*Exercise:* Keep the wording of each record exactly the same when you repeat it, and leave out pictures.

*Supplied information:*
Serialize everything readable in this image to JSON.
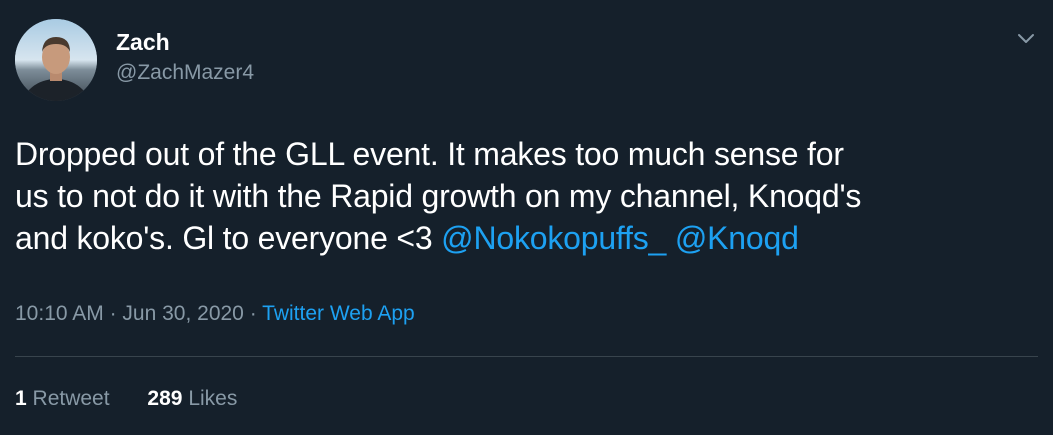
{
  "tweet": {
    "author": {
      "display_name": "Zach",
      "handle": "@ZachMazer4"
    },
    "text_plain": "Dropped out of the GLL event. It makes too much sense for\nus to not do it with the Rapid growth on my channel, Knoqd's\nand koko's. Gl to everyone <3 ",
    "mentions": [
      "@Nokokopuffs_",
      "@Knoqd"
    ],
    "time": "10:10 AM",
    "date": "Jun 30, 2020",
    "source": "Twitter Web App",
    "separator": "·",
    "stats": {
      "retweets_count": "1",
      "retweets_label": "Retweet",
      "likes_count": "289",
      "likes_label": "Likes"
    }
  },
  "colors": {
    "background": "#15202b",
    "text": "#ffffff",
    "secondary": "#8899a6",
    "accent": "#1da1f2",
    "divider": "#38444d"
  },
  "icons": {
    "menu": "chevron-down-icon"
  }
}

*Response below:*
Serialize everything readable in this image to JSON.
{
  "tweet": {
    "author": {
      "display_name": "Zach",
      "handle": "@ZachMazer4"
    },
    "text_plain": "Dropped out of the GLL event. It makes too much sense for\nus to not do it with the Rapid growth on my channel, Knoqd's\nand koko's. Gl to everyone <3 ",
    "mentions": [
      "@Nokokopuffs_",
      "@Knoqd"
    ],
    "time": "10:10 AM",
    "date": "Jun 30, 2020",
    "source": "Twitter Web App",
    "separator": "·",
    "stats": {
      "retweets_count": "1",
      "retweets_label": "Retweet",
      "likes_count": "289",
      "likes_label": "Likes"
    }
  },
  "colors": {
    "background": "#15202b",
    "text": "#ffffff",
    "secondary": "#8899a6",
    "accent": "#1da1f2",
    "divider": "#38444d"
  },
  "icons": {
    "menu": "chevron-down-icon"
  }
}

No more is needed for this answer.